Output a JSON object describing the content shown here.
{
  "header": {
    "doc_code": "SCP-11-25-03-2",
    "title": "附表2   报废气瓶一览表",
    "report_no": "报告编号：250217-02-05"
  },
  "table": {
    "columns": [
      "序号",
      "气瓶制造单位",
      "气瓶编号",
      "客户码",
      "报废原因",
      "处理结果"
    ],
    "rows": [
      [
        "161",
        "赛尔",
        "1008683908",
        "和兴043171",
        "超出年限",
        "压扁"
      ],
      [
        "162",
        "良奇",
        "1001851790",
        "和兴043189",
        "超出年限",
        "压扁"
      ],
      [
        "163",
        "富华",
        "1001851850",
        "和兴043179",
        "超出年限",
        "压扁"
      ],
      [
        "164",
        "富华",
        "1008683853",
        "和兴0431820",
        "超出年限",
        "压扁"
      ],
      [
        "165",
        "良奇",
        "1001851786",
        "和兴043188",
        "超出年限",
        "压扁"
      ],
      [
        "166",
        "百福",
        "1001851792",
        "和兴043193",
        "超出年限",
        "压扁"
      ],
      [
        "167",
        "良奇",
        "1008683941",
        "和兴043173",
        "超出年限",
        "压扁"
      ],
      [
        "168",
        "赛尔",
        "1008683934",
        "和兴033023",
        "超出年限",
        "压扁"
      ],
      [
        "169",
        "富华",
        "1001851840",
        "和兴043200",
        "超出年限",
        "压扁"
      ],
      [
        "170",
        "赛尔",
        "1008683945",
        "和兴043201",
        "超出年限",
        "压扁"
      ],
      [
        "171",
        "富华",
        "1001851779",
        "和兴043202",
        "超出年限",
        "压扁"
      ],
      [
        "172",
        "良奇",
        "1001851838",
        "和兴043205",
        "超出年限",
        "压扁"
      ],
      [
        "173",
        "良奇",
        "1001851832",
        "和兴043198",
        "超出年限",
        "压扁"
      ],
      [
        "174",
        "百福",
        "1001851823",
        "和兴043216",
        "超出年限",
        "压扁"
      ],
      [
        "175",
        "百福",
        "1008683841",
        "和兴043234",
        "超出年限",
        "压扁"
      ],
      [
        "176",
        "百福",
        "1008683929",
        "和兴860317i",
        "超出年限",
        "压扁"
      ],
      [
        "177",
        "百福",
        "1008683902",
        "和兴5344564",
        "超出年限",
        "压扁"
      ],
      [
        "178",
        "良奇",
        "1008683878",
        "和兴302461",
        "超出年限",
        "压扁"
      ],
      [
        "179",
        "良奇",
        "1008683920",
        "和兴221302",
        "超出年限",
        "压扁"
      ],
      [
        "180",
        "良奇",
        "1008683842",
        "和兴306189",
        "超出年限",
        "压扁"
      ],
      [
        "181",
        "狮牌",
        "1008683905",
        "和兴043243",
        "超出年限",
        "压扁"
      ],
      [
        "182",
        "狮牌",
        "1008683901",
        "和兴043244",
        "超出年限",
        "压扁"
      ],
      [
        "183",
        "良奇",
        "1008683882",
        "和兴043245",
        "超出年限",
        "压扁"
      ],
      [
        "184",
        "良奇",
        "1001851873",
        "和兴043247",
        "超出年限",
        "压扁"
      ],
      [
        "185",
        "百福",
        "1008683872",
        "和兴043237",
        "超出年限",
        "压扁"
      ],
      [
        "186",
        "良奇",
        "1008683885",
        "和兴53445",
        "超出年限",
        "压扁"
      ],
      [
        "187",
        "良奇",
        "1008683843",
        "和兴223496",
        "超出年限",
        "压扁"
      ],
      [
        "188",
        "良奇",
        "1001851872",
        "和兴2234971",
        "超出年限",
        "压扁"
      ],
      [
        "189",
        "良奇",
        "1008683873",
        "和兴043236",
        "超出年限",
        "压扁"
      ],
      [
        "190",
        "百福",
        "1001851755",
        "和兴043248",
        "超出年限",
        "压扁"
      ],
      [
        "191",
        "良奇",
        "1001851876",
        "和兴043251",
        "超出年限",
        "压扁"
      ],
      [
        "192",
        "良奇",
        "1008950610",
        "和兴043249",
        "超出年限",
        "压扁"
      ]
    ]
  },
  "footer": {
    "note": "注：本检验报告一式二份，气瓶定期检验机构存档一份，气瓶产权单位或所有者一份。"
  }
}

**Challenge**: Type the whole listing again, unaltered.

**Written solution**:
Output a JSON object describing the content shown here.
{
  "header": {
    "doc_code": "SCP-11-25-03-2",
    "title": "附表2   报废气瓶一览表",
    "report_no": "报告编号：250217-02-05"
  },
  "table": {
    "columns": [
      "序号",
      "气瓶制造单位",
      "气瓶编号",
      "客户码",
      "报废原因",
      "处理结果"
    ],
    "rows": [
      [
        "161",
        "赛尔",
        "1008683908",
        "和兴043171",
        "超出年限",
        "压扁"
      ],
      [
        "162",
        "良奇",
        "1001851790",
        "和兴043189",
        "超出年限",
        "压扁"
      ],
      [
        "163",
        "富华",
        "1001851850",
        "和兴043179",
        "超出年限",
        "压扁"
      ],
      [
        "164",
        "富华",
        "1008683853",
        "和兴0431820",
        "超出年限",
        "压扁"
      ],
      [
        "165",
        "良奇",
        "1001851786",
        "和兴043188",
        "超出年限",
        "压扁"
      ],
      [
        "166",
        "百福",
        "1001851792",
        "和兴043193",
        "超出年限",
        "压扁"
      ],
      [
        "167",
        "良奇",
        "1008683941",
        "和兴043173",
        "超出年限",
        "压扁"
      ],
      [
        "168",
        "赛尔",
        "1008683934",
        "和兴033023",
        "超出年限",
        "压扁"
      ],
      [
        "169",
        "富华",
        "1001851840",
        "和兴043200",
        "超出年限",
        "压扁"
      ],
      [
        "170",
        "赛尔",
        "1008683945",
        "和兴043201",
        "超出年限",
        "压扁"
      ],
      [
        "171",
        "富华",
        "1001851779",
        "和兴043202",
        "超出年限",
        "压扁"
      ],
      [
        "172",
        "良奇",
        "1001851838",
        "和兴043205",
        "超出年限",
        "压扁"
      ],
      [
        "173",
        "良奇",
        "1001851832",
        "和兴043198",
        "超出年限",
        "压扁"
      ],
      [
        "174",
        "百福",
        "1001851823",
        "和兴043216",
        "超出年限",
        "压扁"
      ],
      [
        "175",
        "百福",
        "1008683841",
        "和兴043234",
        "超出年限",
        "压扁"
      ],
      [
        "176",
        "百福",
        "1008683929",
        "和兴860317i",
        "超出年限",
        "压扁"
      ],
      [
        "177",
        "百福",
        "1008683902",
        "和兴5344564",
        "超出年限",
        "压扁"
      ],
      [
        "178",
        "良奇",
        "1008683878",
        "和兴302461",
        "超出年限",
        "压扁"
      ],
      [
        "179",
        "良奇",
        "1008683920",
        "和兴221302",
        "超出年限",
        "压扁"
      ],
      [
        "180",
        "良奇",
        "1008683842",
        "和兴306189",
        "超出年限",
        "压扁"
      ],
      [
        "181",
        "狮牌",
        "1008683905",
        "和兴043243",
        "超出年限",
        "压扁"
      ],
      [
        "182",
        "狮牌",
        "1008683901",
        "和兴043244",
        "超出年限",
        "压扁"
      ],
      [
        "183",
        "良奇",
        "1008683882",
        "和兴043245",
        "超出年限",
        "压扁"
      ],
      [
        "184",
        "良奇",
        "1001851873",
        "和兴043247",
        "超出年限",
        "压扁"
      ],
      [
        "185",
        "百福",
        "1008683872",
        "和兴043237",
        "超出年限",
        "压扁"
      ],
      [
        "186",
        "良奇",
        "1008683885",
        "和兴53445",
        "超出年限",
        "压扁"
      ],
      [
        "187",
        "良奇",
        "1008683843",
        "和兴223496",
        "超出年限",
        "压扁"
      ],
      [
        "188",
        "良奇",
        "1001851872",
        "和兴2234971",
        "超出年限",
        "压扁"
      ],
      [
        "189",
        "良奇",
        "1008683873",
        "和兴043236",
        "超出年限",
        "压扁"
      ],
      [
        "190",
        "百福",
        "1001851755",
        "和兴043248",
        "超出年限",
        "压扁"
      ],
      [
        "191",
        "良奇",
        "1001851876",
        "和兴043251",
        "超出年限",
        "压扁"
      ],
      [
        "192",
        "良奇",
        "1008950610",
        "和兴043249",
        "超出年限",
        "压扁"
      ]
    ]
  },
  "footer": {
    "note": "注：本检验报告一式二份，气瓶定期检验机构存档一份，气瓶产权单位或所有者一份。"
  }
}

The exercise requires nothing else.